Start of EXTRACTED RECORDS

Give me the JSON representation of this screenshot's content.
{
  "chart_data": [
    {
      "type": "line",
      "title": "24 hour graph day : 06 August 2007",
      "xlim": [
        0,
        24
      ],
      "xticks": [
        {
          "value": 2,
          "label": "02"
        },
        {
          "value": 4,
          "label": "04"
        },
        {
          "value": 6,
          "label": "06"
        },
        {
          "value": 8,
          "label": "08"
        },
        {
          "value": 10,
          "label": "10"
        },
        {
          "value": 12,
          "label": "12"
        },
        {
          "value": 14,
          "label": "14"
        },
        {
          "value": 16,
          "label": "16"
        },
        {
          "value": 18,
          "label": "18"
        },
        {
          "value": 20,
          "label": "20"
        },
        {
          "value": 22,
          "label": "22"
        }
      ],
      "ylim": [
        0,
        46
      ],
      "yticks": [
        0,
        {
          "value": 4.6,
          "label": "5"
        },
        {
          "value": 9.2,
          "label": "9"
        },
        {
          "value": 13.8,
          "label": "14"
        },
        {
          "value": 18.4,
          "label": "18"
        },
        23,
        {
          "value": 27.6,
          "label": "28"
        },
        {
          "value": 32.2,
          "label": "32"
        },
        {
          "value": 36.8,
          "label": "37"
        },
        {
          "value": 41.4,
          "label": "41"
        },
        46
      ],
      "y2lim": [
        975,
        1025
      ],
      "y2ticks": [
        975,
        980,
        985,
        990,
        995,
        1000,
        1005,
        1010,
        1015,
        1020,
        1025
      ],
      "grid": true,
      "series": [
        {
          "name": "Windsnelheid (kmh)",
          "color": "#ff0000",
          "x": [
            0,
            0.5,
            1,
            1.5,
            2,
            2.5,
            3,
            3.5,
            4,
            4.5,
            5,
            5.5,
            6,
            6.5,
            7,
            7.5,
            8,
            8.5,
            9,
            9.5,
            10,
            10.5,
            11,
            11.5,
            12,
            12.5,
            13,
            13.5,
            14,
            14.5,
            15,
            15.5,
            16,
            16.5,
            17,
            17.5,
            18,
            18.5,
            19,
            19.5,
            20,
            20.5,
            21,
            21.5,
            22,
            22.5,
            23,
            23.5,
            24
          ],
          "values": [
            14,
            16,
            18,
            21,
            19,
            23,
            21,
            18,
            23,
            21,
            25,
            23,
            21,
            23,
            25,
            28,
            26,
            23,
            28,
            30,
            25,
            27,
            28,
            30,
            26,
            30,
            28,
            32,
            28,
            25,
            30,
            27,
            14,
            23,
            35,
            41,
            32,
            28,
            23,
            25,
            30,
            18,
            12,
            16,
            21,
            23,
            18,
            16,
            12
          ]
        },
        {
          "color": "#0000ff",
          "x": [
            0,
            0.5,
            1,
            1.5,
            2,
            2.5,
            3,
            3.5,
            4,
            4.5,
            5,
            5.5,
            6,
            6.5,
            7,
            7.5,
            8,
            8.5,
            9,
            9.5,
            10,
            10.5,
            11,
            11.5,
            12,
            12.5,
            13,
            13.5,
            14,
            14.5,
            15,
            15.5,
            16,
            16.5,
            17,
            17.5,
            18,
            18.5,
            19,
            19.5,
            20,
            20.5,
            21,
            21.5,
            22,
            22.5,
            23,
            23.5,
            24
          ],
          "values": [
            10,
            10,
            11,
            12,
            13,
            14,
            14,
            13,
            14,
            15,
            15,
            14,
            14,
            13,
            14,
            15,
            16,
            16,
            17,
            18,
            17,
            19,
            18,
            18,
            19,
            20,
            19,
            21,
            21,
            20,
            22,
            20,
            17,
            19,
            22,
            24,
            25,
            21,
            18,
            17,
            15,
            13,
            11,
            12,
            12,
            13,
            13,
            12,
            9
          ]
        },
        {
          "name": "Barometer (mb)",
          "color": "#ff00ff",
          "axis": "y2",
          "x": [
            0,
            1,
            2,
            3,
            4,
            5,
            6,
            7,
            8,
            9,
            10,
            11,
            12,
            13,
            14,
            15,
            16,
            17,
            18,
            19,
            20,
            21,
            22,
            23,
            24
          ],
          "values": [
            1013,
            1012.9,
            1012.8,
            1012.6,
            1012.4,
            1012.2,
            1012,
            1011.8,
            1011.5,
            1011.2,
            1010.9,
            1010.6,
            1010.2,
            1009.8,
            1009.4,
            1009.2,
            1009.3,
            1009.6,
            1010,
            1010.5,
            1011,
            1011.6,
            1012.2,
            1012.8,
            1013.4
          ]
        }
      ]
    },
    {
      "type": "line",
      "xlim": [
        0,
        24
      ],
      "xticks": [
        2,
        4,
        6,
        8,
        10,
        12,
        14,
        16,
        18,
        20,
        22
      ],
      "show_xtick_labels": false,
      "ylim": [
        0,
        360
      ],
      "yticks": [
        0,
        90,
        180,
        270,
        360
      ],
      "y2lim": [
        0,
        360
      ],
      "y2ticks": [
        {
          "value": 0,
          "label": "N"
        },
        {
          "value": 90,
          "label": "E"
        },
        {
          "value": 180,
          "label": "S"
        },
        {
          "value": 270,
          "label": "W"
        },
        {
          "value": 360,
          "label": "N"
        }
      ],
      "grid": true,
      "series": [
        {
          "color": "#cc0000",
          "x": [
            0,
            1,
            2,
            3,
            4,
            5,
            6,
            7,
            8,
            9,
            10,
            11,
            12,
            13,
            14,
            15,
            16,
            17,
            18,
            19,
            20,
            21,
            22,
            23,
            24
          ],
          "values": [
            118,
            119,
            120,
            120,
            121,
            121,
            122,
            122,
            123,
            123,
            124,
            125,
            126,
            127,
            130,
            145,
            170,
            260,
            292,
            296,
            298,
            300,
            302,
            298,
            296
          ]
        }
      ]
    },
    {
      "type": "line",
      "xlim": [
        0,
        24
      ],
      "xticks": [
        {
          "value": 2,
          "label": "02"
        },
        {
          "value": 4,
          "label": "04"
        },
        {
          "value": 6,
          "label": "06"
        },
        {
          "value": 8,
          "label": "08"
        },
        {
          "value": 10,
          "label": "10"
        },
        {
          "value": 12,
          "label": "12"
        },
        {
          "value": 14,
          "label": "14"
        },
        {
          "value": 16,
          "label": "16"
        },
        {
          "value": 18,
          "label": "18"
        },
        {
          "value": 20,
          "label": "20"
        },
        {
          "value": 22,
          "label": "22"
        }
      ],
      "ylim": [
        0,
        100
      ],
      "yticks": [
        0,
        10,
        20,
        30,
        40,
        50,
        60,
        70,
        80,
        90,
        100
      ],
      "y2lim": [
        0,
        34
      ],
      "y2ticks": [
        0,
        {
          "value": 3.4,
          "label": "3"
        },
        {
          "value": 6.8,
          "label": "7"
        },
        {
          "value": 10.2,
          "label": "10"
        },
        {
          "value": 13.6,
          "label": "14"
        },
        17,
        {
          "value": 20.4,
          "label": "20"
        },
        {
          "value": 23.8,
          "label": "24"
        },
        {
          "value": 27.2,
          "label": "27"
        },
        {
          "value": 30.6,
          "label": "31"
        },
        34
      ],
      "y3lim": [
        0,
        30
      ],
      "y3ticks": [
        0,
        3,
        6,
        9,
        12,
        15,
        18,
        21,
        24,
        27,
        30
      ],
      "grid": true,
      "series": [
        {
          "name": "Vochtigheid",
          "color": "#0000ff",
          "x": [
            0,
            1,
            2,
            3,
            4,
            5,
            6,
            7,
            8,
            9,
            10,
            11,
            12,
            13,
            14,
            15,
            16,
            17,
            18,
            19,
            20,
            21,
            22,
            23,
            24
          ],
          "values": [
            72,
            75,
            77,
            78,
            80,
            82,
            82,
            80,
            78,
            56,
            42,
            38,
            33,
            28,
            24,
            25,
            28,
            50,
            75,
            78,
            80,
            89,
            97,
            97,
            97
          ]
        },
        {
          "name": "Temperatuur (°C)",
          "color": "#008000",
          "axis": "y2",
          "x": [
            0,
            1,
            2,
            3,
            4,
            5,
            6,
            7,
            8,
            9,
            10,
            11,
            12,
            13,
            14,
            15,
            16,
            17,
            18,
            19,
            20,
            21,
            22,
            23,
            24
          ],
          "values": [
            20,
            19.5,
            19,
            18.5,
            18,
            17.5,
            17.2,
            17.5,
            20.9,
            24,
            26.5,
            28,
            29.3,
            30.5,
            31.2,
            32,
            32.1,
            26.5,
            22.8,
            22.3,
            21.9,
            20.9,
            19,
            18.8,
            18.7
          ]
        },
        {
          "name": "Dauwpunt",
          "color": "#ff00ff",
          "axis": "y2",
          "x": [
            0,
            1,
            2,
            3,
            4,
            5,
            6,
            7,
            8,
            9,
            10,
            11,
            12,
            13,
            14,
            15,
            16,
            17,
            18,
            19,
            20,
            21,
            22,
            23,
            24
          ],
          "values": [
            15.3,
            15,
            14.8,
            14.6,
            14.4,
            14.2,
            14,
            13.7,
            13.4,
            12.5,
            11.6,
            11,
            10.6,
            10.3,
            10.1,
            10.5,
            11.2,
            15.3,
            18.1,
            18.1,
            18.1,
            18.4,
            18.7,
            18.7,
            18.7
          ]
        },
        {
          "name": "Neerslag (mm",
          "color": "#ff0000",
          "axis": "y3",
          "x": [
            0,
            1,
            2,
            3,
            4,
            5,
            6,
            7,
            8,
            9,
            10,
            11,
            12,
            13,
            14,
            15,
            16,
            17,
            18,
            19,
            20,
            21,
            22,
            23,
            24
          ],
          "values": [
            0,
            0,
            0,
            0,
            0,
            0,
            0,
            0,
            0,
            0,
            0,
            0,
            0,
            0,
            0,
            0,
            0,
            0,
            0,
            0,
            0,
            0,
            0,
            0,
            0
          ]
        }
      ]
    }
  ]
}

End of EXTRACTED RECORDS

### TASK PROMPT
Gather up the lines that contain the word "name".

### WRITTEN REPLY
          "name": "Windsnelheid (kmh)",
          "name": "Barometer (mb)",
          "name": "Vochtigheid",
          "name": "Temperatuur (°C)",
          "name": "Dauwpunt",
          "name": "Neerslag (mm",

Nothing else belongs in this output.